▶ _Given problem_
Produce an exact copy of all the records.

[Rows from a dataset]
....

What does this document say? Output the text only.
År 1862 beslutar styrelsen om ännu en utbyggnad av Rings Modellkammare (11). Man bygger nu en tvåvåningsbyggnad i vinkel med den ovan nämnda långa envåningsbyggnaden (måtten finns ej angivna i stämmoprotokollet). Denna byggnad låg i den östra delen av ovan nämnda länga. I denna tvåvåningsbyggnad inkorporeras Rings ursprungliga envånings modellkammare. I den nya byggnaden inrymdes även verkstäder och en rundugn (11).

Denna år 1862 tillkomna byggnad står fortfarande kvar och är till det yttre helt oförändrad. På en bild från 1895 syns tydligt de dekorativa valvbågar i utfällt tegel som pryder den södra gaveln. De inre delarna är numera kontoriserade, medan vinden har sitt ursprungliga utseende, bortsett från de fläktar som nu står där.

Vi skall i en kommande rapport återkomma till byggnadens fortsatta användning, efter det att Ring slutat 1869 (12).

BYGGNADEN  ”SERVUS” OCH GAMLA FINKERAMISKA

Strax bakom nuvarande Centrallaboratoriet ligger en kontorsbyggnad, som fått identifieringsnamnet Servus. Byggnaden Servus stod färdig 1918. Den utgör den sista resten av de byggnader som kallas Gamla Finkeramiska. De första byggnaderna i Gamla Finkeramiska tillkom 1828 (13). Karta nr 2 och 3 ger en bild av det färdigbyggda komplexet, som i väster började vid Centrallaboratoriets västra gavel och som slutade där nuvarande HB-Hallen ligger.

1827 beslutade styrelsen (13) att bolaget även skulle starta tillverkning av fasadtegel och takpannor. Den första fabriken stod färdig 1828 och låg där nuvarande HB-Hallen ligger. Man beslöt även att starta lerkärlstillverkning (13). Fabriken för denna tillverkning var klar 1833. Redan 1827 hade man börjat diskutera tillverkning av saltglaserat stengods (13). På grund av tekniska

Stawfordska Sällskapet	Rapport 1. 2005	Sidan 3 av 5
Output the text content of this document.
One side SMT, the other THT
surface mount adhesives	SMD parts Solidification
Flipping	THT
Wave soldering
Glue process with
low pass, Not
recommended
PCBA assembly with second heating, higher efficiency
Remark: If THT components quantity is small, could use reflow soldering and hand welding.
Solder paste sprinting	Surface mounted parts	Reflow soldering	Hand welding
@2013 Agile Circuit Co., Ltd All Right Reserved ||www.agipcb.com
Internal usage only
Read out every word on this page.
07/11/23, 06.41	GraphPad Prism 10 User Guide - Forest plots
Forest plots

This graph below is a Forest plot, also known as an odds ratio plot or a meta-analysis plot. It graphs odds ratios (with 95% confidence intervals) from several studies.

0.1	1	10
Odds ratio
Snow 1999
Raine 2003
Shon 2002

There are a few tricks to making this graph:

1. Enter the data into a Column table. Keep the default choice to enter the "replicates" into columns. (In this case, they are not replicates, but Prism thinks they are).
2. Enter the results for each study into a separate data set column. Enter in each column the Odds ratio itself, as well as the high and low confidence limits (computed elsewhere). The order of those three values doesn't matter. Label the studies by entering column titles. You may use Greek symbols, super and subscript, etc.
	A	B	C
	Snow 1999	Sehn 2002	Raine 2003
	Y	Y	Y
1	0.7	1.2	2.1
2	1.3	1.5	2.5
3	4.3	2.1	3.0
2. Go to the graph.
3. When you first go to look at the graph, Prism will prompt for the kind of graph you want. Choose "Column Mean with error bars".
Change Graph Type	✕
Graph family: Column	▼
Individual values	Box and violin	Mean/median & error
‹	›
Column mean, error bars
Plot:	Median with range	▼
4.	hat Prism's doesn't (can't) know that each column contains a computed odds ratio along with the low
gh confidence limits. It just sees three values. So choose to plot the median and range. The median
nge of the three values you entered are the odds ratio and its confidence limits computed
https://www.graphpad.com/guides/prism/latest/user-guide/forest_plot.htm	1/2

....

▶ _Result_
What does this document say? Output the text only.
År 1862 beslutar styrelsen om ännu en utbyggnad av Rings Modellkammare (11). Man bygger nu en tvåvåningsbyggnad i vinkel med den ovan nämnda långa envåningsbyggnaden (måtten finns ej angivna i stämmoprotokollet). Denna byggnad låg i den östra delen av ovan nämnda länga. I denna tvåvåningsbyggnad inkorporeras Rings ursprungliga envånings modellkammare. I den nya byggnaden inrymdes även verkstäder och en rundugn (11).

Denna år 1862 tillkomna byggnad står fortfarande kvar och är till det yttre helt oförändrad. På en bild från 1895 syns tydligt de dekorativa valvbågar i utfällt tegel som pryder den södra gaveln. De inre delarna är numera kontoriserade, medan vinden har sitt ursprungliga utseende, bortsett från de fläktar som nu står där.

Vi skall i en kommande rapport återkomma till byggnadens fortsatta användning, efter det att Ring slutat 1869 (12).

BYGGNADEN  ”SERVUS” OCH GAMLA FINKERAMISKA

Strax bakom nuvarande Centrallaboratoriet ligger en kontorsbyggnad, som fått identifieringsnamnet Servus. Byggnaden Servus stod färdig 1918. Den utgör den sista resten av de byggnader som kallas Gamla Finkeramiska. De första byggnaderna i Gamla Finkeramiska tillkom 1828 (13). Karta nr 2 och 3 ger en bild av det färdigbyggda komplexet, som i väster började vid Centrallaboratoriets västra gavel och som slutade där nuvarande HB-Hallen ligger.

1827 beslutade styrelsen (13) att bolaget även skulle starta tillverkning av fasadtegel och takpannor. Den första fabriken stod färdig 1828 och låg där nuvarande HB-Hallen ligger. Man beslöt även att starta lerkärlstillverkning (13). Fabriken för denna tillverkning var klar 1833. Redan 1827 hade man börjat diskutera tillverkning av saltglaserat stengods (13). På grund av tekniska

Stawfordska Sällskapet	Rapport 1. 2005	Sidan 3 av 5
Output the text content of this document.
One side SMT, the other THT
surface mount adhesives	SMD parts Solidification
Flipping	THT
Wave soldering
Glue process with
low pass, Not
recommended
PCBA assembly with second heating, higher efficiency
Remark: If THT components quantity is small, could use reflow soldering and hand welding.
Solder paste sprinting	Surface mounted parts	Reflow soldering	Hand welding
@2013 Agile Circuit Co., Ltd All Right Reserved ||www.agipcb.com
Internal usage only
Read out every word on this page.
07/11/23, 06.41	GraphPad Prism 10 User Guide - Forest plots
Forest plots

This graph below is a Forest plot, also known as an odds ratio plot or a meta-analysis plot. It graphs odds ratios (with 95% confidence intervals) from several studies.

0.1	1	10
Odds ratio
Snow 1999
Raine 2003
Shon 2002

There are a few tricks to making this graph:

1. Enter the data into a Column table. Keep the default choice to enter the "replicates" into columns. (In this case, they are not replicates, but Prism thinks they are).
2. Enter the results for each study into a separate data set column. Enter in each column the Odds ratio itself, as well as the high and low confidence limits (computed elsewhere). The order of those three values doesn't matter. Label the studies by entering column titles. You may use Greek symbols, super and subscript, etc.
	A	B	C
	Snow 1999	Sehn 2002	Raine 2003
	Y	Y	Y
1	0.7	1.2	2.1
2	1.3	1.5	2.5
3	4.3	2.1	3.0
2. Go to the graph.
3. When you first go to look at the graph, Prism will prompt for the kind of graph you want. Choose "Column Mean with error bars".
Change Graph Type	✕
Graph family: Column	▼
Individual values	Box and violin	Mean/median & error
‹	›
Column mean, error bars
Plot:	Median with range	▼
4.	hat Prism's doesn't (can't) know that each column contains a computed odds ratio along with the low
gh confidence limits. It just sees three values. So choose to plot the median and range. The median
nge of the three values you entered are the odds ratio and its confidence limits computed
https://www.graphpad.com/guides/prism/latest/user-guide/forest_plot.htm	1/2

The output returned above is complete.